§ **Required action**:
Quote the passage on Jesus' miracles word for word, everything from "Plainly, Jesus’ body" down to "of the Spirit.".

§ **Excerpt**:

━━━

Which of these is the likeliest description of what actually happened? I have no idea, and I don’t think it’s terribly important that we decide. No matter which option we choose to believe, this incident is unremarkable, as far as Jesus is concerned. Christ performed many miracles–some arguably much more impressive than popping into a locked room–before His death and resurrection. He walked on water (Matt. 14:22-33). He slipped through a murderous crowd unnoticed (Luke 4:30-32). He spat in a blind man’s eyes and healed him (John 9:6).
Plainly, Jesus’ body interacted with the physical world in ways that are out-of-the-ordinary. These are not things people do every day. That’s why we call them miracles. And because these occurred prior to His resurrection, no one attempts to explain precisely how they happened, or draw eschatological conclusions about our glorified bodies from such texts. We simply rest in the fact that Jesus was and is God. It should not surprise us that the incarnate Deity was capable of feats that defy nature! The merely human prophets performed feats as impressive through the power of the Spirit.
Yet–and this is the second response–as soon as Jesus begins performing miracles after His resurrection, we fancy we have carte blanche to engage in wild speculation about the nature of the resurrection body. In our rush to angelify the resurrected Lord, we fail to notice that none of His later miracles are unique to Him! Philip the Evangelist, for instance, is trans-located by the Spirit (Acts 8:39). Elijah ascends into Heaven (2 Kings 2:11-12). Are we to draw conclusions about the nature of our resurrected bodies from these passages?

━━━

(Document understanding data)
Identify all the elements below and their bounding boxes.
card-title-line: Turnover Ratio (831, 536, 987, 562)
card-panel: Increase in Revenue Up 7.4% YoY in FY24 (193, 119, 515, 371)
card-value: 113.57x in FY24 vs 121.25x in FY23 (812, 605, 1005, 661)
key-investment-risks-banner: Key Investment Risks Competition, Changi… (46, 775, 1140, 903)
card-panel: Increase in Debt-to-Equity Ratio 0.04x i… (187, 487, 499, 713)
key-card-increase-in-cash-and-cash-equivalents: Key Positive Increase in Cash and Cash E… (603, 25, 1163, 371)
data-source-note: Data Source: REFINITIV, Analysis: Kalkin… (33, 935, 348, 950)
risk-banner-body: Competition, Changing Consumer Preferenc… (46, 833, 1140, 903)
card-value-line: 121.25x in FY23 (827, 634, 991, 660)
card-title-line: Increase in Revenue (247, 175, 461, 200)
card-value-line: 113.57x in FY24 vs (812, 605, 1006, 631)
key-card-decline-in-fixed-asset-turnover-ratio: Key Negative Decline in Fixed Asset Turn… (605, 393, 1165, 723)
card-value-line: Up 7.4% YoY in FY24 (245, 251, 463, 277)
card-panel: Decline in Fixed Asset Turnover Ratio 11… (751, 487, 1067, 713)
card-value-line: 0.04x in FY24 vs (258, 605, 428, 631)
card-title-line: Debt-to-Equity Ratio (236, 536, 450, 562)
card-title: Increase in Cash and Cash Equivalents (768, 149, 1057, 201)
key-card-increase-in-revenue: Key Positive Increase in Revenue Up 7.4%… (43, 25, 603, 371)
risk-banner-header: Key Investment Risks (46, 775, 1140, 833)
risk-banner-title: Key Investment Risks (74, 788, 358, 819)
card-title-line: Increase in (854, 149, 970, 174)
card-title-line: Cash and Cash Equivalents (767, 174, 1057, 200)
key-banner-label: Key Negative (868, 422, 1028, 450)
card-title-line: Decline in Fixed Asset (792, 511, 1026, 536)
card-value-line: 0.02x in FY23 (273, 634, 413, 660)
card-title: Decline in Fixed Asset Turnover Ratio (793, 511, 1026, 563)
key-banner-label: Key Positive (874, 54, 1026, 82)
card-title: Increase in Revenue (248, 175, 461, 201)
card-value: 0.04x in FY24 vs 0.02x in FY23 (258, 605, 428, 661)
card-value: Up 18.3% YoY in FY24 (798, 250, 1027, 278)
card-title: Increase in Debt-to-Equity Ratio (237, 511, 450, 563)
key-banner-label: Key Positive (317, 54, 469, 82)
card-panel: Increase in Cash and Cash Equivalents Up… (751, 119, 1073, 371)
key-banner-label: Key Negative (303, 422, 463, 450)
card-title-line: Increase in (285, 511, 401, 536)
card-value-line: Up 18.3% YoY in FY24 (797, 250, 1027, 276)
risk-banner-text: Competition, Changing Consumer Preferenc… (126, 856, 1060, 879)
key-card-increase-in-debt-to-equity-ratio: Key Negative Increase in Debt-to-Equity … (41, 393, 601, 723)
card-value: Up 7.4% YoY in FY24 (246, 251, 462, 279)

━━━

§ **Answer to the exercise**:
Plainly, Jesus’ body interacted with the physical world in ways that are out-of-the-ordinary. These are not things people do every day. That’s why we call them miracles. And because these occurred prior to His resurrection, no one attempts to explain precisely how they happened, or draw eschatological conclusions about our glorified bodies from such texts. We simply rest in the fact that Jesus was and is God. It should not surprise us that the incarnate Deity was capable of feats that defy nature! The merely human prophets performed feats as impressive through the power of the Spirit.